* **Description of the task**
In the article on Dasaradhi Rangacharya below, where did he go for further education after he was expelled from school?

## start Text provided

- Born: 24 August 1928 (age 98) Hyderabad State, British India
- Died: 7 June 2015 (aged 86) Hyderabad, Telangana, India
- Occupations: Poet; writer;
- Spouse: Kamalamma
- Children: 3
- Relatives: Dasarathi Krishnamacharya (brother)
- Writing career
- Notable awards: Kala Ratna

= Dasaradhi Rangacharya =

Indian poet and writer (1928–2015)

Dasaradhi Rangacharya (24 August 1928 – 7 June 2015), also spelled Dasarathi Rangacharya, was an Indian poet and writer in the Telugu language. He participated actively in the Telangana armed struggle against the rule of the Nizams. His writings incorporated the lifestyle of the people of Telangana under the rule of the Nizams. He was conferred with Kala Ratna award in 2001.

== Personal life ==
Dasaradhi Rangacharya was born on 24 August 1928 in Hyderabad State (in present-day Telangana). Upon being expelled from school, he moved to Vijayawada for further education. He was married to Kamalamma and had a son and two daughters. His brother, Dasarathi Krishnamacharya, was also a writer.

== Career ==
Dasaradhi started working as a teacher during 1951 to 1957. Later he moved to Hyderabad and worked between 1957 and 1988 in the municipal corporation in Secunderabad Division.

## end Text provided
## start Given information

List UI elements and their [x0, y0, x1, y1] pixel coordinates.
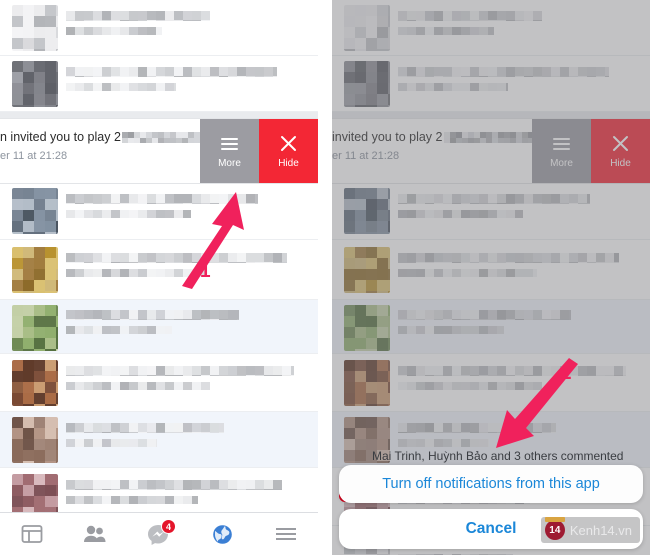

## end Given information

* **Problem solution**
Vijayawada